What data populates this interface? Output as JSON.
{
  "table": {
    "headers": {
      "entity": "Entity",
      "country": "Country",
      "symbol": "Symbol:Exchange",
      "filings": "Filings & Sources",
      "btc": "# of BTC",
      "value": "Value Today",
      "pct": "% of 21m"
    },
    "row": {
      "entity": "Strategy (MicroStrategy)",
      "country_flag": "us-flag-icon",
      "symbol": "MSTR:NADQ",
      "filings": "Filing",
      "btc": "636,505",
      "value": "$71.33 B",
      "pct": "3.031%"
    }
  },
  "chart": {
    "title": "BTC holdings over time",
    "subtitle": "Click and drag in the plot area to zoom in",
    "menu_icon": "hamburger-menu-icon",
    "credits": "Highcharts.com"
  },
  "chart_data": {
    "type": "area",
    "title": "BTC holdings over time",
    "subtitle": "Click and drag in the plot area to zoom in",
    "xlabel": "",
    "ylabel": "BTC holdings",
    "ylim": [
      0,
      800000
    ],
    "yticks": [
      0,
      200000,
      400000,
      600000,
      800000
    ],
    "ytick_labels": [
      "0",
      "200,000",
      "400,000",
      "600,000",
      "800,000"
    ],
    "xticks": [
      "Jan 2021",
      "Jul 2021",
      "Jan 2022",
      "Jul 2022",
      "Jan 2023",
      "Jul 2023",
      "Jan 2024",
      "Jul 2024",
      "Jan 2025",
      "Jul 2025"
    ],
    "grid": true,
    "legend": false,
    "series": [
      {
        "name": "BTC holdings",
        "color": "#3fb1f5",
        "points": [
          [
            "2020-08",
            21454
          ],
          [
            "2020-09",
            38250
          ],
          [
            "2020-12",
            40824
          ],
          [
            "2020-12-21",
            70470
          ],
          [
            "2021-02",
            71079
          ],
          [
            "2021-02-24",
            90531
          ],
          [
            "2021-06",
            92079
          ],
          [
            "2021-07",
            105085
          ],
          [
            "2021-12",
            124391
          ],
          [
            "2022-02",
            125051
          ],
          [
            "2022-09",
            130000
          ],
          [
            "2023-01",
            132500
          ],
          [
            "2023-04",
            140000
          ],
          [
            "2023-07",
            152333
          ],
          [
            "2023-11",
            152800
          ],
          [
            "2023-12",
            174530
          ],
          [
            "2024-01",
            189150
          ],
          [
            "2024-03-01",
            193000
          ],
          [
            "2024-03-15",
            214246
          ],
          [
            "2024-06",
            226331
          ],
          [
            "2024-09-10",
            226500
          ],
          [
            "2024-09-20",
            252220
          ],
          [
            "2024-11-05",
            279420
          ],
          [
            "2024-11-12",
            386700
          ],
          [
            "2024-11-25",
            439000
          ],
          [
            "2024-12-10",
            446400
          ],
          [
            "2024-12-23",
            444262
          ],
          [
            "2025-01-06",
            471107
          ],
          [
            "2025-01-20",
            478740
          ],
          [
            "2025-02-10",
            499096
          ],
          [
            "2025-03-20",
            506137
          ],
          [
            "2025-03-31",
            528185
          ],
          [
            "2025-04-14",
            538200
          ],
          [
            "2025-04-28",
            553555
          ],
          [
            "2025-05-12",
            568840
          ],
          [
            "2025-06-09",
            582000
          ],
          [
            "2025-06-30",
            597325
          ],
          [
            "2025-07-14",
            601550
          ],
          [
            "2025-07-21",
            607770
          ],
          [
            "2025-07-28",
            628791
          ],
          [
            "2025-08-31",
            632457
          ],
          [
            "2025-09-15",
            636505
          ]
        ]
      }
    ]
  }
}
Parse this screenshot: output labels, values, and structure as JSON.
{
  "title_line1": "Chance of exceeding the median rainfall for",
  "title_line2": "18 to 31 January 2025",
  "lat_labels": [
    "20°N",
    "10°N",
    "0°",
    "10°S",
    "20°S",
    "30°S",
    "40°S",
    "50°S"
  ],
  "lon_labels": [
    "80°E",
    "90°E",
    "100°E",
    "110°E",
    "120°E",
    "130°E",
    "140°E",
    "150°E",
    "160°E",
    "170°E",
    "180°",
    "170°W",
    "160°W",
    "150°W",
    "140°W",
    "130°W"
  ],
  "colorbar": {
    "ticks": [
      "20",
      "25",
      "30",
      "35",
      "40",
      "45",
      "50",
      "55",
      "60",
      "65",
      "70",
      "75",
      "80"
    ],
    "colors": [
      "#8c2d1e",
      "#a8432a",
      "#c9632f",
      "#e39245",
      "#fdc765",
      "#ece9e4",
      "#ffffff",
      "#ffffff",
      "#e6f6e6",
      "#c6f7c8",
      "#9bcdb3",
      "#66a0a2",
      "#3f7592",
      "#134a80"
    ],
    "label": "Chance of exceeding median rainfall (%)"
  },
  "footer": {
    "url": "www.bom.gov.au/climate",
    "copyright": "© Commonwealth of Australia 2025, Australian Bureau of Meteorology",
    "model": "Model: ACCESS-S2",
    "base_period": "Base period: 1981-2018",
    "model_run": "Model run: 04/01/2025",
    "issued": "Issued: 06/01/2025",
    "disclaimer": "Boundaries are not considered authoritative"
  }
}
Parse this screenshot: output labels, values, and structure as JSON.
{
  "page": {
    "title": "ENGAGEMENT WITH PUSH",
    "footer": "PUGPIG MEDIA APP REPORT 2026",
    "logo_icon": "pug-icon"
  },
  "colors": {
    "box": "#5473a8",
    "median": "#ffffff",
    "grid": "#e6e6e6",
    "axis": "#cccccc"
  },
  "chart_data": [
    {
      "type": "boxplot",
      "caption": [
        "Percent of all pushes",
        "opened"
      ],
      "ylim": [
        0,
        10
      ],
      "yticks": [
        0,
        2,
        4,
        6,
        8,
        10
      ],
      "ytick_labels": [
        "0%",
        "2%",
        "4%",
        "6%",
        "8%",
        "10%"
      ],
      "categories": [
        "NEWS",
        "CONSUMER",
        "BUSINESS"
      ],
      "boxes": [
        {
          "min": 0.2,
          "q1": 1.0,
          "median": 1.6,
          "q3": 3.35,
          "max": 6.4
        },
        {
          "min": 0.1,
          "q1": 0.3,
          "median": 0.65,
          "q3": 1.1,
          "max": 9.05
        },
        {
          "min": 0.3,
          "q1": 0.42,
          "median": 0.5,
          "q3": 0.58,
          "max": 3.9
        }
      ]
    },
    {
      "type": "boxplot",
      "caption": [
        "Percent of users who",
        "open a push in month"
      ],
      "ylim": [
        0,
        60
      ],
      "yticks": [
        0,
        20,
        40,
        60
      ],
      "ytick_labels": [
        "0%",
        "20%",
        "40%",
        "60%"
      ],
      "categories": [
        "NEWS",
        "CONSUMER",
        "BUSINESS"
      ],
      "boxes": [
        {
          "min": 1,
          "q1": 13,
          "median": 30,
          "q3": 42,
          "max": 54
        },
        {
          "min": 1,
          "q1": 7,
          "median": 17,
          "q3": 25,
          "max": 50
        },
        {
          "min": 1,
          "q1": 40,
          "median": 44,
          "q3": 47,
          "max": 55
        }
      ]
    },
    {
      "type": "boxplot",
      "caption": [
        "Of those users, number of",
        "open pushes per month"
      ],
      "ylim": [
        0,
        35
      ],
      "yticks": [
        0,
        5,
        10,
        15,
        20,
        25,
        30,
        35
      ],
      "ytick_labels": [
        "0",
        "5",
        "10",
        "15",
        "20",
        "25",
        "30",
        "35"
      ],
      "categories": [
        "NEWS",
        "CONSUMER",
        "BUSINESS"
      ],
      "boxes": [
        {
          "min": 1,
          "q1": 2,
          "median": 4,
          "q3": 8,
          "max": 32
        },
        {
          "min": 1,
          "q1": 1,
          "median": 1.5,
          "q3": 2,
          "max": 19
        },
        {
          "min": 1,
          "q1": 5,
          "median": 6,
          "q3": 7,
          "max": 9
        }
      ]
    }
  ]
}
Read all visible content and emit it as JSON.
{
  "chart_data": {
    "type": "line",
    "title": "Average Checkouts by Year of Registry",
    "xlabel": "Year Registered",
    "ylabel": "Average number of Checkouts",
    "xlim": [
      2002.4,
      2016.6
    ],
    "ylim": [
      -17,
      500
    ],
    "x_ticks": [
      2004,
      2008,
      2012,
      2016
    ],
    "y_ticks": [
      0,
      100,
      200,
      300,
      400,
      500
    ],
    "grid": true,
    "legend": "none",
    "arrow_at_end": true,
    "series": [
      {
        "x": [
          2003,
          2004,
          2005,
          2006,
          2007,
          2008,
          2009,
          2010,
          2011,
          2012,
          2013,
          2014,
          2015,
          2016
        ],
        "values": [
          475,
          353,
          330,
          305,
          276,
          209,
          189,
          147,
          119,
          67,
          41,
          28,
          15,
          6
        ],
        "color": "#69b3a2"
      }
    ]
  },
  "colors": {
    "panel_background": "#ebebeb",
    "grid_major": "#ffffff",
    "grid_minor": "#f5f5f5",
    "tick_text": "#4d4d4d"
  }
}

• [GIVEN TASK] List each line of the entries that holds the string "pushes".

• [SOLUTION FOR THIS PROBLEM]
        "Percent of all pushes",
        "open pushes per month"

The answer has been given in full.